>> Start DATA SUPPLIED
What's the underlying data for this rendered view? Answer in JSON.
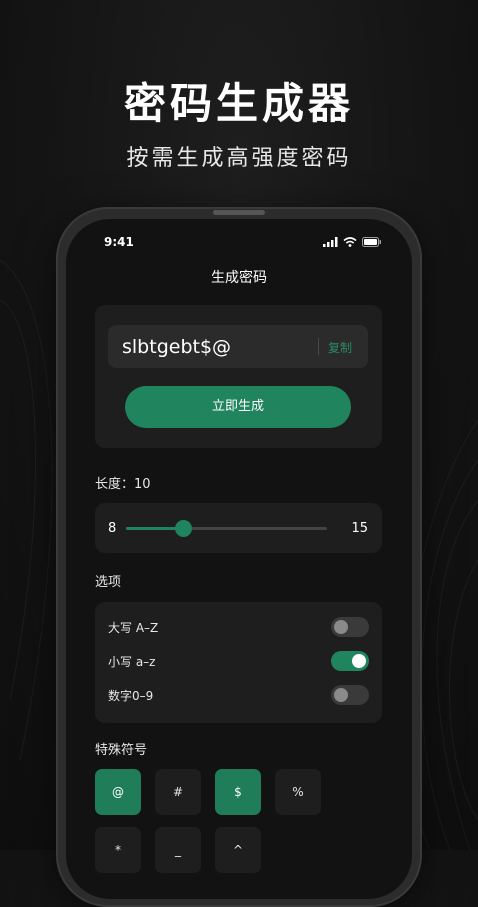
{
  "hero": {
    "title": "密码生成器",
    "subtitle": "按需生成高强度密码"
  },
  "status_bar": {
    "time": "9:41",
    "icons": [
      "signal-icon",
      "wifi-icon",
      "battery-icon"
    ]
  },
  "nav": {
    "title": "生成密码"
  },
  "generator": {
    "password": "slbtgebt$@",
    "copy_label": "复制",
    "generate_label": "立即生成"
  },
  "length": {
    "label": "长度：10",
    "min": "8",
    "max": "15",
    "value": 10
  },
  "options": {
    "label": "选项",
    "items": [
      {
        "label": "大写 A–Z",
        "enabled": false
      },
      {
        "label": "小写 a–z",
        "enabled": true
      },
      {
        "label": "数字0–9",
        "enabled": false
      }
    ]
  },
  "special": {
    "label": "特殊符号",
    "symbols": [
      {
        "char": "@",
        "selected": true
      },
      {
        "char": "#",
        "selected": false
      },
      {
        "char": "$",
        "selected": true
      },
      {
        "char": "%",
        "selected": false
      },
      {
        "char": "*",
        "selected": false
      },
      {
        "char": "_",
        "selected": false
      },
      {
        "char": "^",
        "selected": false
      }
    ]
  },
  "colors": {
    "accent": "#20845e",
    "background": "#121212",
    "card": "#1e1e1e"
  }
}
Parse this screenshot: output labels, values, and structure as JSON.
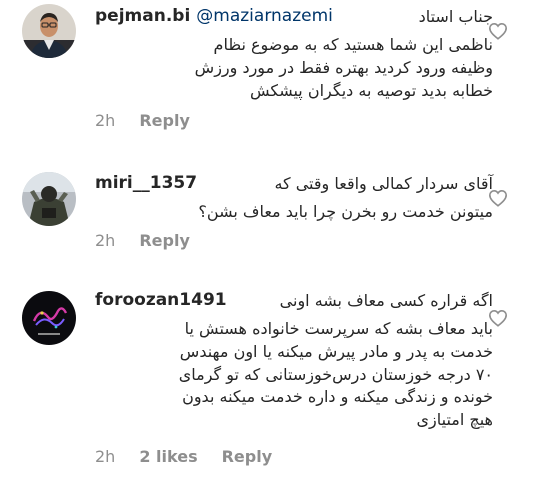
{
  "comments": [
    {
      "username": "pejman.bi",
      "mention": "@maziarnazemi",
      "first_line": "جناب استاد",
      "lines": [
        "ناظمی این شما هستید که به  موضوع نظام",
        "وظیفه ورود کردید بهتره فقط در مورد ورزش",
        "خطابه بدید توصیه به دیگران پیشکش"
      ],
      "time": "2h",
      "likes": "",
      "reply_label": "Reply",
      "avatar_icon": "profile-photo-man-glasses"
    },
    {
      "username": "miri__1357",
      "mention": "",
      "first_line": "آقای سردار کمالی واقعا وقتی که",
      "lines": [
        "میتونن خدمت رو بخرن چرا باید معاف بشن؟"
      ],
      "time": "2h",
      "likes": "",
      "reply_label": "Reply",
      "avatar_icon": "profile-photo-figure"
    },
    {
      "username": "foroozan1491",
      "mention": "",
      "first_line": "اگه قراره کسی معاف بشه اونی",
      "lines": [
        "باید معاف بشه که سرپرست خانواده هستش یا",
        "خدمت به پدر و مادر پیرش میکنه یا اون مهندس",
        "۷۰ درجه خوزستان درس‌خوزستانی که تو گرمای",
        "خونده و زندگی میکنه و داره خدمت میکنه بدون",
        "هیچ امتیازی"
      ],
      "time": "2h",
      "likes": "2 likes",
      "reply_label": "Reply",
      "avatar_icon": "profile-logo-calligraphy"
    }
  ],
  "colors": {
    "text": "#262626",
    "mention": "#003569",
    "meta": "#8e8e8e",
    "heart_stroke": "#8e8e8e"
  },
  "icons": {
    "like": "heart-outline-icon"
  }
}
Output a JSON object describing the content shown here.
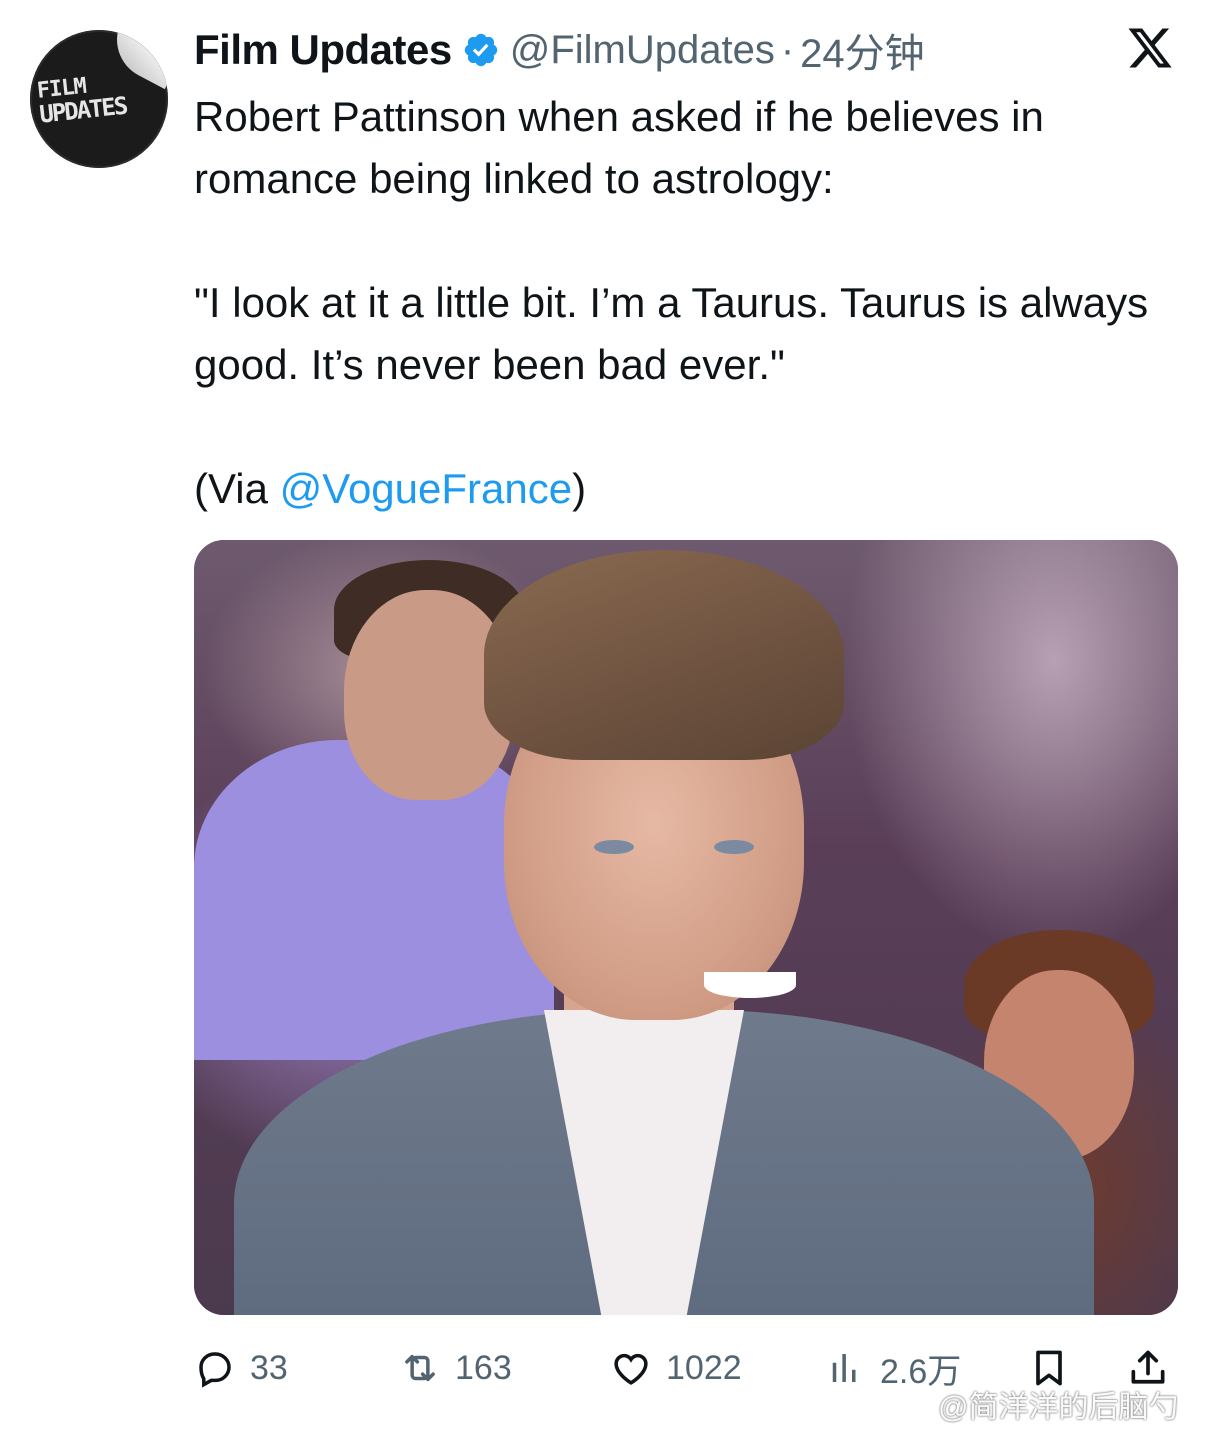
{
  "tweet": {
    "author_name": "Film Updates",
    "handle": "@FilmUpdates",
    "separator": "·",
    "time": "24分钟",
    "avatar_text_line1": "FILM",
    "avatar_text_line2": "UPDATES",
    "text_line1": "Robert Pattinson when asked if he believes in romance being linked to astrology:",
    "quote": "\"I look at it a little bit. I’m a Taurus. Taurus is always good. It’s never been bad ever.\"",
    "via_prefix": "(Via ",
    "via_mention": "@VogueFrance",
    "via_suffix": ")"
  },
  "actions": {
    "replies": "33",
    "reposts": "163",
    "likes": "1022",
    "views": "2.6万"
  },
  "watermark": {
    "text": "@简洋洋的后脑勺"
  },
  "icons": [
    "verified-badge-icon",
    "x-logo-icon",
    "reply-icon",
    "repost-icon",
    "like-icon",
    "views-icon",
    "bookmark-icon",
    "share-icon",
    "weibo-icon"
  ],
  "colors": {
    "text": "#0f1419",
    "secondary": "#536471",
    "link": "#1d9bf0",
    "verified": "#1d9bf0"
  }
}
>> End DATA SUPPLIED
GOAL:
Pictures in the records above should not be copied. Repeat everything else exactly.

EXERCISE OUTPUT:
What's the underlying data for this rendered view? Answer in JSON.
{
  "hero": {
    "title": "密码生成器",
    "subtitle": "按需生成高强度密码"
  },
  "status_bar": {
    "time": "9:41",
    "icons": [
      "signal-icon",
      "wifi-icon",
      "battery-icon"
    ]
  },
  "nav": {
    "title": "生成密码"
  },
  "generator": {
    "password": "slbtgebt$@",
    "copy_label": "复制",
    "generate_label": "立即生成"
  },
  "length": {
    "label": "长度：10",
    "min": "8",
    "max": "15",
    "value": 10
  },
  "options": {
    "label": "选项",
    "items": [
      {
        "label": "大写 A–Z",
        "enabled": false
      },
      {
        "label": "小写 a–z",
        "enabled": true
      },
      {
        "label": "数字0–9",
        "enabled": false
      }
    ]
  },
  "special": {
    "label": "特殊符号",
    "symbols": [
      {
        "char": "@",
        "selected": true
      },
      {
        "char": "#",
        "selected": false
      },
      {
        "char": "$",
        "selected": true
      },
      {
        "char": "%",
        "selected": false
      },
      {
        "char": "*",
        "selected": false
      },
      {
        "char": "_",
        "selected": false
      },
      {
        "char": "^",
        "selected": false
      }
    ]
  },
  "colors": {
    "accent": "#20845e",
    "background": "#121212",
    "card": "#1e1e1e"
  }
}
Parse this screenshot: output labels, values, and structure as JSON.
{
  "comments": [
    {
      "username": "pejman.bi",
      "mention": "@maziarnazemi",
      "first_line": "جناب استاد",
      "lines": [
        "ناظمی این شما هستید که به  موضوع نظام",
        "وظیفه ورود کردید بهتره فقط در مورد ورزش",
        "خطابه بدید توصیه به دیگران پیشکش"
      ],
      "time": "2h",
      "likes": "",
      "reply_label": "Reply",
      "avatar_icon": "profile-photo-man-glasses"
    },
    {
      "username": "miri__1357",
      "mention": "",
      "first_line": "آقای سردار کمالی واقعا وقتی که",
      "lines": [
        "میتونن خدمت رو بخرن چرا باید معاف بشن؟"
      ],
      "time": "2h",
      "likes": "",
      "reply_label": "Reply",
      "avatar_icon": "profile-photo-figure"
    },
    {
      "username": "foroozan1491",
      "mention": "",
      "first_line": "اگه قراره کسی معاف بشه اونی",
      "lines": [
        "باید معاف بشه که سرپرست خانواده هستش یا",
        "خدمت به پدر و مادر پیرش میکنه یا اون مهندس",
        "۷۰ درجه خوزستان درس‌خوزستانی که تو گرمای",
        "خونده و زندگی میکنه و داره خدمت میکنه بدون",
        "هیچ امتیازی"
      ],
      "time": "2h",
      "likes": "2 likes",
      "reply_label": "Reply",
      "avatar_icon": "profile-logo-calligraphy"
    }
  ],
  "colors": {
    "text": "#262626",
    "mention": "#003569",
    "meta": "#8e8e8e",
    "heart_stroke": "#8e8e8e"
  },
  "icons": {
    "like": "heart-outline-icon"
  }
}
Output a JSON object describing the content shown here.
{
  "tweet": {
    "author_name": "Film Updates",
    "handle": "@FilmUpdates",
    "separator": "·",
    "time": "24分钟",
    "avatar_text_line1": "FILM",
    "avatar_text_line2": "UPDATES",
    "text_line1": "Robert Pattinson when asked if he believes in romance being linked to astrology:",
    "quote": "\"I look at it a little bit. I’m a Taurus. Taurus is always good. It’s never been bad ever.\"",
    "via_prefix": "(Via ",
    "via_mention": "@VogueFrance",
    "via_suffix": ")"
  },
  "actions": {
    "replies": "33",
    "reposts": "163",
    "likes": "1022",
    "views": "2.6万"
  },
  "watermark": {
    "text": "@简洋洋的后脑勺"
  },
  "icons": [
    "verified-badge-icon",
    "x-logo-icon",
    "reply-icon",
    "repost-icon",
    "like-icon",
    "views-icon",
    "bookmark-icon",
    "share-icon",
    "weibo-icon"
  ],
  "colors": {
    "text": "#0f1419",
    "secondary": "#536471",
    "link": "#1d9bf0",
    "verified": "#1d9bf0"
  }
}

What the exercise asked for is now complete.